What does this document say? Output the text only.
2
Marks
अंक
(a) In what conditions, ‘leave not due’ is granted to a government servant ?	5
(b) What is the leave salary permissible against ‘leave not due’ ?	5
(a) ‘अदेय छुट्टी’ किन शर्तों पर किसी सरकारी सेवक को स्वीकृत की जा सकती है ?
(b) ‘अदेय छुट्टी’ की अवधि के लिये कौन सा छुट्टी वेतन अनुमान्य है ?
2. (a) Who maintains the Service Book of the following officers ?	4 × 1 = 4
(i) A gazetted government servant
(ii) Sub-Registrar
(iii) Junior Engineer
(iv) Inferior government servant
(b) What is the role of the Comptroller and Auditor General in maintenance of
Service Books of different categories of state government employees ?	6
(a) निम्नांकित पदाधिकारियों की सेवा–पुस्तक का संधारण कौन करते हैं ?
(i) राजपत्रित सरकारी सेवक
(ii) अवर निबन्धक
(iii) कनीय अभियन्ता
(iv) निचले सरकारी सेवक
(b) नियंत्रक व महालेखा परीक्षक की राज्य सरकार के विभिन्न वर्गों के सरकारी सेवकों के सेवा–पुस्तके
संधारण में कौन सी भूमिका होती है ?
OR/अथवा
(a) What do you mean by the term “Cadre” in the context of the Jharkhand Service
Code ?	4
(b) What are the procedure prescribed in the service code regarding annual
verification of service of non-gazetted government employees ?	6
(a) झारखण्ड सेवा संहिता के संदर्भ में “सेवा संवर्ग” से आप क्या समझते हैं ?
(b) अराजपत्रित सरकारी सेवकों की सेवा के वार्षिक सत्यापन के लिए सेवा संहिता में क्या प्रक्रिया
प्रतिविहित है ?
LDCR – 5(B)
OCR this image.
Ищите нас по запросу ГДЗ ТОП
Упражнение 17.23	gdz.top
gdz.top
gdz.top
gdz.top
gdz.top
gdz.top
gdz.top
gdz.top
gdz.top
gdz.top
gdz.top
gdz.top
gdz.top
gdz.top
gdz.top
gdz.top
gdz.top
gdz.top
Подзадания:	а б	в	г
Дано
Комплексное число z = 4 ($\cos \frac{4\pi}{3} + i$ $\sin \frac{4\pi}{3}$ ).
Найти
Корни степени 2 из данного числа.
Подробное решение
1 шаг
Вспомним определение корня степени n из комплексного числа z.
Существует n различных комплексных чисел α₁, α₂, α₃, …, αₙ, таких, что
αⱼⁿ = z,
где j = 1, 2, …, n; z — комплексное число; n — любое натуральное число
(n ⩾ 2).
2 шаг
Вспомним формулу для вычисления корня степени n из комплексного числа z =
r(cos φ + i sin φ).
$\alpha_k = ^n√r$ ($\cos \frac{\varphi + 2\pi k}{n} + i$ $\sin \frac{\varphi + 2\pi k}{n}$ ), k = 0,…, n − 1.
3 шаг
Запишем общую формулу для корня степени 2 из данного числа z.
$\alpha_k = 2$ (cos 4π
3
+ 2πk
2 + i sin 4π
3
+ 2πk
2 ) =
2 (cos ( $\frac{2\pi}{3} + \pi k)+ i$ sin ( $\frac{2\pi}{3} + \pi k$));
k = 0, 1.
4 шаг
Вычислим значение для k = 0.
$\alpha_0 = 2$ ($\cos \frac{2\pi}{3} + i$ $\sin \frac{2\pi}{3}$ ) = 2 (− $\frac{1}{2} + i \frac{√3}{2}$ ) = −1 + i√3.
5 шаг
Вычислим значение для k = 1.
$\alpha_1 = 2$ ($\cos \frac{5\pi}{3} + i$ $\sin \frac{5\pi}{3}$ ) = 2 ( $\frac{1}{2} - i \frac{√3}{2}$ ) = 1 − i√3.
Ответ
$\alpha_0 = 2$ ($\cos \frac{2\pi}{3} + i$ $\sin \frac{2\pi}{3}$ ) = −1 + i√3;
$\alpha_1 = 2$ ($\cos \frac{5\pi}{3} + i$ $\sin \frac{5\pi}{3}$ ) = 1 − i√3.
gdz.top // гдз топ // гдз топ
============
- Problem
Within the data above, pick out all lines holding the word "leave".

- In response
(a) In what conditions, ‘leave not due’ is granted to a government servant ?	5
(b) What is the leave salary permissible against ‘leave not due’ ?	5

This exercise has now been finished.